Entries provided:
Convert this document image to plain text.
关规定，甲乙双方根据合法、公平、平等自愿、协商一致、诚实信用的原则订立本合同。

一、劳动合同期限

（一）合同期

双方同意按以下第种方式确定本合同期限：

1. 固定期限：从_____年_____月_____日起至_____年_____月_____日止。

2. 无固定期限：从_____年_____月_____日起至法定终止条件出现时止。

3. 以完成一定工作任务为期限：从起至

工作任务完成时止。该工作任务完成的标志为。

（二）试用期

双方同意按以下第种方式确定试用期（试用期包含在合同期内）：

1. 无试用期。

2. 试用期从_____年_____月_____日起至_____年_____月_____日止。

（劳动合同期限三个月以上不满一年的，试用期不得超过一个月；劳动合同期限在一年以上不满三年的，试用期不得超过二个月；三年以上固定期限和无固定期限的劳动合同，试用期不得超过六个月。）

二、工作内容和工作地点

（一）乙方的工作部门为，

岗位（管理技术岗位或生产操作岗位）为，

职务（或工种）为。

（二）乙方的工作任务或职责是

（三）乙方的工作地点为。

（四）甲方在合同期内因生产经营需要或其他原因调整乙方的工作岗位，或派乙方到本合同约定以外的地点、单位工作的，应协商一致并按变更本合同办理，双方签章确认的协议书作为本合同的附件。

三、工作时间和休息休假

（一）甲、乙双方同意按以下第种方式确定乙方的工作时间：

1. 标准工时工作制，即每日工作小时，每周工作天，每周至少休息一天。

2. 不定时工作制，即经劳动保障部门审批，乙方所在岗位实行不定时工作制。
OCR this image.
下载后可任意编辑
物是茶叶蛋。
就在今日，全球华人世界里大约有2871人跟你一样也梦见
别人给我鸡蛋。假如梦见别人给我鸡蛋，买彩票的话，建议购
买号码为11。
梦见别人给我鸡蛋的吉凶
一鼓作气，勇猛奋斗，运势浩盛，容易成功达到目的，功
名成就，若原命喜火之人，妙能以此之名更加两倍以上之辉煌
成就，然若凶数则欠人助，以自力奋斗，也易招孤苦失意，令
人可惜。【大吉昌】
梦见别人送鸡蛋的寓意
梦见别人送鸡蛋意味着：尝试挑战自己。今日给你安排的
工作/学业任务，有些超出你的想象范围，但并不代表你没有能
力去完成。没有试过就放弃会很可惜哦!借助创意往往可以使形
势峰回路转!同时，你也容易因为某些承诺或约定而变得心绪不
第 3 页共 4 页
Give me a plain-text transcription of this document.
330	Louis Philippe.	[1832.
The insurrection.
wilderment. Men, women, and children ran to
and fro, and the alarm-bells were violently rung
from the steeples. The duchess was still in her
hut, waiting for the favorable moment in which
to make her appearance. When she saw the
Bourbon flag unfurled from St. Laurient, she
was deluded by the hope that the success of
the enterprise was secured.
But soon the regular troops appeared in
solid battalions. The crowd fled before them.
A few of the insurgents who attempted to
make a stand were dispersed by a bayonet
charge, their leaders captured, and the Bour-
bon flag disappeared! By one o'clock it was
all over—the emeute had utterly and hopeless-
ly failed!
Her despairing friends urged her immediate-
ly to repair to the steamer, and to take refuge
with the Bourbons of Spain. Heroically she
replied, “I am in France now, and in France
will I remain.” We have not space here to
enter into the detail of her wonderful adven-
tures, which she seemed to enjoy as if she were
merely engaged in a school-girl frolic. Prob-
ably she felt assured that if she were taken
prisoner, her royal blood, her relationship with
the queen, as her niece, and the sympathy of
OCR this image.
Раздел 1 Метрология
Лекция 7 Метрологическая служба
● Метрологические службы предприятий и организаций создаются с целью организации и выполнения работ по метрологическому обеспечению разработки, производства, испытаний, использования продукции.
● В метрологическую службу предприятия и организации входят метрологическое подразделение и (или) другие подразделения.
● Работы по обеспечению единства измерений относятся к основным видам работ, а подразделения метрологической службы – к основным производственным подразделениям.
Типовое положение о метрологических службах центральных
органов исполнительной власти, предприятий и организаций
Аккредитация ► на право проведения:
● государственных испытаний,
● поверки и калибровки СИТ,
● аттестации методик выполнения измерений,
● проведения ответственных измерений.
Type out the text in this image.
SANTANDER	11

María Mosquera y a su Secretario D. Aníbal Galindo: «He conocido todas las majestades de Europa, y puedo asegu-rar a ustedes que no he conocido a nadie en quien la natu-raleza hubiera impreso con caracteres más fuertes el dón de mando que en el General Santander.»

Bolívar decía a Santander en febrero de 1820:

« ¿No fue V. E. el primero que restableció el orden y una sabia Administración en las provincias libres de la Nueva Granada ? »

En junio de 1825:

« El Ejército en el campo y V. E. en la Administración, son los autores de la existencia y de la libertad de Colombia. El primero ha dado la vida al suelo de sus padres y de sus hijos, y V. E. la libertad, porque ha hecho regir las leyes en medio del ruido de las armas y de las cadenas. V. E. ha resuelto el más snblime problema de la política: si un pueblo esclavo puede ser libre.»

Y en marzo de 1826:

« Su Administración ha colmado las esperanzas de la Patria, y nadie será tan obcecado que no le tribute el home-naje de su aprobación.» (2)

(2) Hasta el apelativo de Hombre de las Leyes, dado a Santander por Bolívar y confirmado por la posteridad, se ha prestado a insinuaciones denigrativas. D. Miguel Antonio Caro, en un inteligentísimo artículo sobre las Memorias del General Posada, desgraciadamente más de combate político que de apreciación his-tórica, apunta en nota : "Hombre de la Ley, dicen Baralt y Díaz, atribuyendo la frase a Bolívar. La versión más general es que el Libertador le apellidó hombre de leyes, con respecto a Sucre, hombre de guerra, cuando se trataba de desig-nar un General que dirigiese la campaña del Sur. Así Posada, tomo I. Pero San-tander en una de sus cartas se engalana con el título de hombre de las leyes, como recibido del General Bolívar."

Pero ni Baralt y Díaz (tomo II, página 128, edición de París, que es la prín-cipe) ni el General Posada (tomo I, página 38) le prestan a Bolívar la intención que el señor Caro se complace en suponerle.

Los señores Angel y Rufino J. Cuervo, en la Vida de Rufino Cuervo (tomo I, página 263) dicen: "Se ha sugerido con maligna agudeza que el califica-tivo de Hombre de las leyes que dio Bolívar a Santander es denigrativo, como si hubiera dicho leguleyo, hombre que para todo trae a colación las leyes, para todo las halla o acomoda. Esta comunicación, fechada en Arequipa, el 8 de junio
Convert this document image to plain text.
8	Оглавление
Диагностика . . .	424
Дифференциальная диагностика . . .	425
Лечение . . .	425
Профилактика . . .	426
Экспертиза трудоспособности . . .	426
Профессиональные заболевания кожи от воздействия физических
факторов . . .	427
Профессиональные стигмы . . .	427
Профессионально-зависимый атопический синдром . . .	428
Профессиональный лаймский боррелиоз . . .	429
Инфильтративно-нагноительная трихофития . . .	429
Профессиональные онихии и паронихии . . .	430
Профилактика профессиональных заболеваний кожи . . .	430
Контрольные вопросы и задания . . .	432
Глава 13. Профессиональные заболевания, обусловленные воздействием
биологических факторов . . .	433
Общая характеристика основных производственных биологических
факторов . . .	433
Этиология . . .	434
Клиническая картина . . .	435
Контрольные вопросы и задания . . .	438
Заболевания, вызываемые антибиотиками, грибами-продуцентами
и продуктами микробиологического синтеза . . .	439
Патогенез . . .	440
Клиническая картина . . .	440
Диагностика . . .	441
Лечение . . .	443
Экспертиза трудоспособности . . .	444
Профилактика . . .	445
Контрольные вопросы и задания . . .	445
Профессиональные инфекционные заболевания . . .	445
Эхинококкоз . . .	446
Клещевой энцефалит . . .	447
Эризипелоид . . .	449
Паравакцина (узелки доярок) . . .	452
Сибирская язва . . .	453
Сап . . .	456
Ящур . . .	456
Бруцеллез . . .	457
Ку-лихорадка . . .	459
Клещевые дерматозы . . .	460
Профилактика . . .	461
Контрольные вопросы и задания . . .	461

Work required: Output the listing above exactly as it appears.

Written answer:
Convert this document image to plain text.
关规定，甲乙双方根据合法、公平、平等自愿、协商一致、诚实信用的原则订立本合同。

一、劳动合同期限

（一）合同期

双方同意按以下第种方式确定本合同期限：

1. 固定期限：从_____年_____月_____日起至_____年_____月_____日止。

2. 无固定期限：从_____年_____月_____日起至法定终止条件出现时止。

3. 以完成一定工作任务为期限：从起至

工作任务完成时止。该工作任务完成的标志为。

（二）试用期

双方同意按以下第种方式确定试用期（试用期包含在合同期内）：

1. 无试用期。

2. 试用期从_____年_____月_____日起至_____年_____月_____日止。

（劳动合同期限三个月以上不满一年的，试用期不得超过一个月；劳动合同期限在一年以上不满三年的，试用期不得超过二个月；三年以上固定期限和无固定期限的劳动合同，试用期不得超过六个月。）

二、工作内容和工作地点

（一）乙方的工作部门为，

岗位（管理技术岗位或生产操作岗位）为，

职务（或工种）为。

（二）乙方的工作任务或职责是

（三）乙方的工作地点为。

（四）甲方在合同期内因生产经营需要或其他原因调整乙方的工作岗位，或派乙方到本合同约定以外的地点、单位工作的，应协商一致并按变更本合同办理，双方签章确认的协议书作为本合同的附件。

三、工作时间和休息休假

（一）甲、乙双方同意按以下第种方式确定乙方的工作时间：

1. 标准工时工作制，即每日工作小时，每周工作天，每周至少休息一天。

2. 不定时工作制，即经劳动保障部门审批，乙方所在岗位实行不定时工作制。
OCR this image.
下载后可任意编辑
物是茶叶蛋。
就在今日，全球华人世界里大约有2871人跟你一样也梦见
别人给我鸡蛋。假如梦见别人给我鸡蛋，买彩票的话，建议购
买号码为11。
梦见别人给我鸡蛋的吉凶
一鼓作气，勇猛奋斗，运势浩盛，容易成功达到目的，功
名成就，若原命喜火之人，妙能以此之名更加两倍以上之辉煌
成就，然若凶数则欠人助，以自力奋斗，也易招孤苦失意，令
人可惜。【大吉昌】
梦见别人送鸡蛋的寓意
梦见别人送鸡蛋意味着：尝试挑战自己。今日给你安排的
工作/学业任务，有些超出你的想象范围，但并不代表你没有能
力去完成。没有试过就放弃会很可惜哦!借助创意往往可以使形
势峰回路转!同时，你也容易因为某些承诺或约定而变得心绪不
第 3 页共 4 页
Give me a plain-text transcription of this document.
330	Louis Philippe.	[1832.
The insurrection.
wilderment. Men, women, and children ran to
and fro, and the alarm-bells were violently rung
from the steeples. The duchess was still in her
hut, waiting for the favorable moment in which
to make her appearance. When she saw the
Bourbon flag unfurled from St. Laurient, she
was deluded by the hope that the success of
the enterprise was secured.
But soon the regular troops appeared in
solid battalions. The crowd fled before them.
A few of the insurgents who attempted to
make a stand were dispersed by a bayonet
charge, their leaders captured, and the Bour-
bon flag disappeared! By one o'clock it was
all over—the emeute had utterly and hopeless-
ly failed!
Her despairing friends urged her immediate-
ly to repair to the steamer, and to take refuge
with the Bourbons of Spain. Heroically she
replied, “I am in France now, and in France
will I remain.” We have not space here to
enter into the detail of her wonderful adven-
tures, which she seemed to enjoy as if she were
merely engaged in a school-girl frolic. Prob-
ably she felt assured that if she were taken
prisoner, her royal blood, her relationship with
the queen, as her niece, and the sympathy of
OCR this image.
Раздел 1 Метрология
Лекция 7 Метрологическая служба
● Метрологические службы предприятий и организаций создаются с целью организации и выполнения работ по метрологическому обеспечению разработки, производства, испытаний, использования продукции.
● В метрологическую службу предприятия и организации входят метрологическое подразделение и (или) другие подразделения.
● Работы по обеспечению единства измерений относятся к основным видам работ, а подразделения метрологической службы – к основным производственным подразделениям.
Типовое положение о метрологических службах центральных
органов исполнительной власти, предприятий и организаций
Аккредитация ► на право проведения:
● государственных испытаний,
● поверки и калибровки СИТ,
● аттестации методик выполнения измерений,
● проведения ответственных измерений.
Type out the text in this image.
SANTANDER	11

María Mosquera y a su Secretario D. Aníbal Galindo: «He conocido todas las majestades de Europa, y puedo asegu-rar a ustedes que no he conocido a nadie en quien la natu-raleza hubiera impreso con caracteres más fuertes el dón de mando que en el General Santander.»

Bolívar decía a Santander en febrero de 1820:

« ¿No fue V. E. el primero que restableció el orden y una sabia Administración en las provincias libres de la Nueva Granada ? »

En junio de 1825:

« El Ejército en el campo y V. E. en la Administración, son los autores de la existencia y de la libertad de Colombia. El primero ha dado la vida al suelo de sus padres y de sus hijos, y V. E. la libertad, porque ha hecho regir las leyes en medio del ruido de las armas y de las cadenas. V. E. ha resuelto el más snblime problema de la política: si un pueblo esclavo puede ser libre.»

Y en marzo de 1826:

« Su Administración ha colmado las esperanzas de la Patria, y nadie será tan obcecado que no le tribute el home-naje de su aprobación.» (2)

(2) Hasta el apelativo de Hombre de las Leyes, dado a Santander por Bolívar y confirmado por la posteridad, se ha prestado a insinuaciones denigrativas. D. Miguel Antonio Caro, en un inteligentísimo artículo sobre las Memorias del General Posada, desgraciadamente más de combate político que de apreciación his-tórica, apunta en nota : "Hombre de la Ley, dicen Baralt y Díaz, atribuyendo la frase a Bolívar. La versión más general es que el Libertador le apellidó hombre de leyes, con respecto a Sucre, hombre de guerra, cuando se trataba de desig-nar un General que dirigiese la campaña del Sur. Así Posada, tomo I. Pero San-tander en una de sus cartas se engalana con el título de hombre de las leyes, como recibido del General Bolívar."

Pero ni Baralt y Díaz (tomo II, página 128, edición de París, que es la prín-cipe) ni el General Posada (tomo I, página 38) le prestan a Bolívar la intención que el señor Caro se complace en suponerle.

Los señores Angel y Rufino J. Cuervo, en la Vida de Rufino Cuervo (tomo I, página 263) dicen: "Se ha sugerido con maligna agudeza que el califica-tivo de Hombre de las leyes que dio Bolívar a Santander es denigrativo, como si hubiera dicho leguleyo, hombre que para todo trae a colación las leyes, para todo las halla o acomoda. Esta comunicación, fechada en Arequipa, el 8 de junio
Convert this document image to plain text.
8	Оглавление
Диагностика . . .	424
Дифференциальная диагностика . . .	425
Лечение . . .	425
Профилактика . . .	426
Экспертиза трудоспособности . . .	426
Профессиональные заболевания кожи от воздействия физических
факторов . . .	427
Профессиональные стигмы . . .	427
Профессионально-зависимый атопический синдром . . .	428
Профессиональный лаймский боррелиоз . . .	429
Инфильтративно-нагноительная трихофития . . .	429
Профессиональные онихии и паронихии . . .	430
Профилактика профессиональных заболеваний кожи . . .	430
Контрольные вопросы и задания . . .	432
Глава 13. Профессиональные заболевания, обусловленные воздействием
биологических факторов . . .	433
Общая характеристика основных производственных биологических
факторов . . .	433
Этиология . . .	434
Клиническая картина . . .	435
Контрольные вопросы и задания . . .	438
Заболевания, вызываемые антибиотиками, грибами-продуцентами
и продуктами микробиологического синтеза . . .	439
Патогенез . . .	440
Клиническая картина . . .	440
Диагностика . . .	441
Лечение . . .	443
Экспертиза трудоспособности . . .	444
Профилактика . . .	445
Контрольные вопросы и задания . . .	445
Профессиональные инфекционные заболевания . . .	445
Эхинококкоз . . .	446
Клещевой энцефалит . . .	447
Эризипелоид . . .	449
Паравакцина (узелки доярок) . . .	452
Сибирская язва . . .	453
Сап . . .	456
Ящур . . .	456
Бруцеллез . . .	457
Ку-лихорадка . . .	459
Клещевые дерматозы . . .	460
Профилактика . . .	461
Контрольные вопросы и задания . . .	461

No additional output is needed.